WRITTEN EXERCISE. Report each line of the data that includes the word "dynamic".

Recorded data:
----

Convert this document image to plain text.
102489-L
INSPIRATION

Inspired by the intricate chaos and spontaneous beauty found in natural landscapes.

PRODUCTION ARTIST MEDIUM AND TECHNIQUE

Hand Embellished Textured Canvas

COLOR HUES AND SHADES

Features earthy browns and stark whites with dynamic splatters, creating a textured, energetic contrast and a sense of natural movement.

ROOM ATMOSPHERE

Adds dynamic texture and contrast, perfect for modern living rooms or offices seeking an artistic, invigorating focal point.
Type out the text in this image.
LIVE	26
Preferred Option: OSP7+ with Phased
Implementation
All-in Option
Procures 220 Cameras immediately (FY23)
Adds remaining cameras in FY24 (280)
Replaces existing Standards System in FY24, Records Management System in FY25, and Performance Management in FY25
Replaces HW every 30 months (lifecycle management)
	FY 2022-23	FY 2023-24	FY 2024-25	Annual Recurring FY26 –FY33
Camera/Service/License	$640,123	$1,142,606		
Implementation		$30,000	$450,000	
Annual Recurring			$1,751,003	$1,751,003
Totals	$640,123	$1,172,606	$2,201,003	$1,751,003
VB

----

SOLUTION FOR THIS PROBLEM.
Features earthy browns and stark whites with dynamic splatters, creating a textured, energetic contrast and a sense of natural movement.
Adds dynamic texture and contrast, perfect for modern living rooms or offices seeking an artistic, invigorating focal point.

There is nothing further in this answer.